--- Selected excerpt ---

Chhim Phan, a former Khmer Rouge deputy commune chief at­tending yesterday’s hearings, said the prosecutors’ presentation was difficult to listen to. He once ordered his cadres to publicly ex­ecute a man and a woman who had fallen in love illicitly. Now, he is plagued by guilt.

“That couple was brought to smash in front of a crowd of men’s mobile unit and women’s mo­bile unit in order to warn others not to make love,” he recalled. “They were beaten to death with hoes and wooden sticks. I admit I killed that couple, but I was or­dered to do so.”

Ms Leang and Mr Cayley said there was no doubt that the three accused were directly responsible for coordinating the policies that led to these atrocities. Each of the three is charged with genocide against Cham Muslims and ethnic Viet­namese; crimes against hu­ma­n­ity including murder, ex­termination, enslavement and torture; and war crimes, including tor­ture, un­lawful deportation, willful killing and willfully causing great suffering.

--- Dataset excerpt ---

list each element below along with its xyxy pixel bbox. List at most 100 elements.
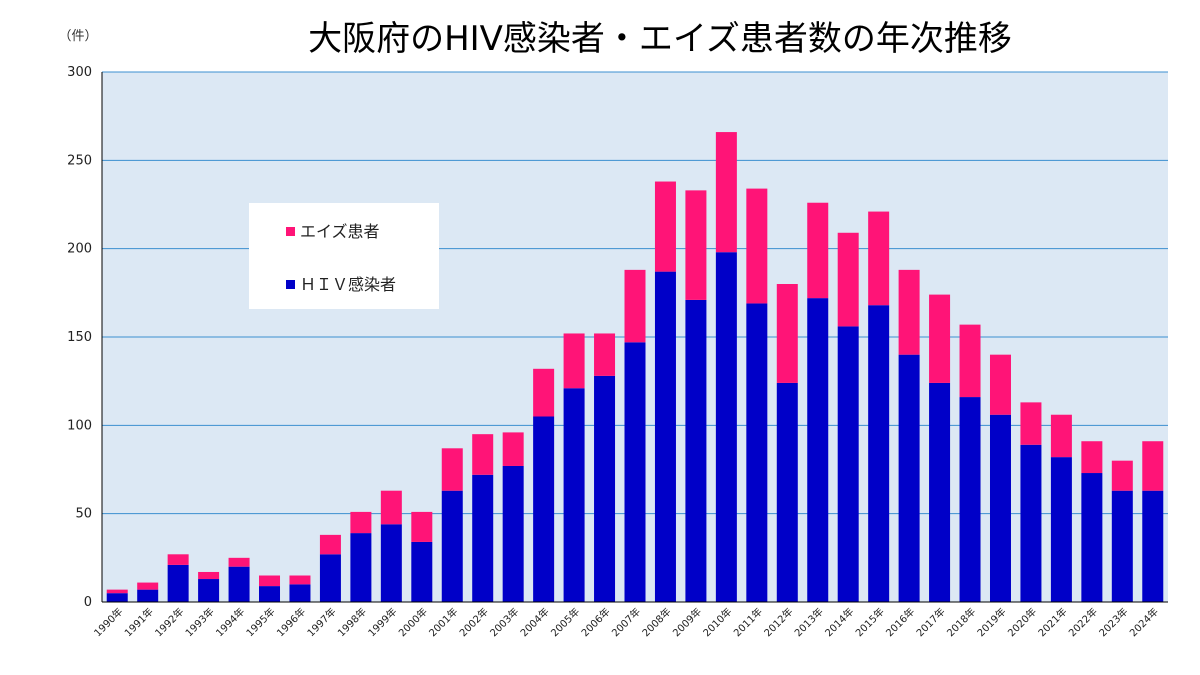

---

▶ Things to do
a - Copy everything in the Khmer Rouge hearings passage from "Chhim Phan, a" down to "plagued by guilt.".
b - In the Khmer Rouge hearings passage, what position did Chhim Phan once hold?
c - Pick up the Khmer Rouge hearings passage after its final sentence and keep writing.
The data have no connection to the Khmer Rouge hearings passage.

▶ Per-task outputs
a -
Chhim Phan, a former Khmer Rouge deputy commune chief at­tending yesterday’s hearings, said the prosecutors’ presentation was difficult to listen to. He once ordered his cadres to publicly ex­ecute a man and a woman who had fallen in love illicitly. Now, he is plagued by guilt.

b - He was a Khmer Rouge deputy commune chief.

c -
But due to the case’s complexity, judges have split it into several smaller “mini-trials,” and only forced evacuations and related crimes against humanity will be dealt with when witness testimony begins in December.

Khmer Rouge victims and their tormenters attended yesterday’s hearing side by side. Civil party Khoem Rin, 63, was evacuated from her Phnom Penh home to Kompong Speu in 1975. Her brother was executed in the jungle, and Khmer Rouge soldiers fried and ate his liver, lungs and viscera.

“When I first saw those top three Khmer Rouge leaders, I wanted to hit them with my shoes, because even Hitler, the former German leader, never killed his own people. In contrast, these former Khmer Rouge stupid leaders smashed their na­tion,” she said.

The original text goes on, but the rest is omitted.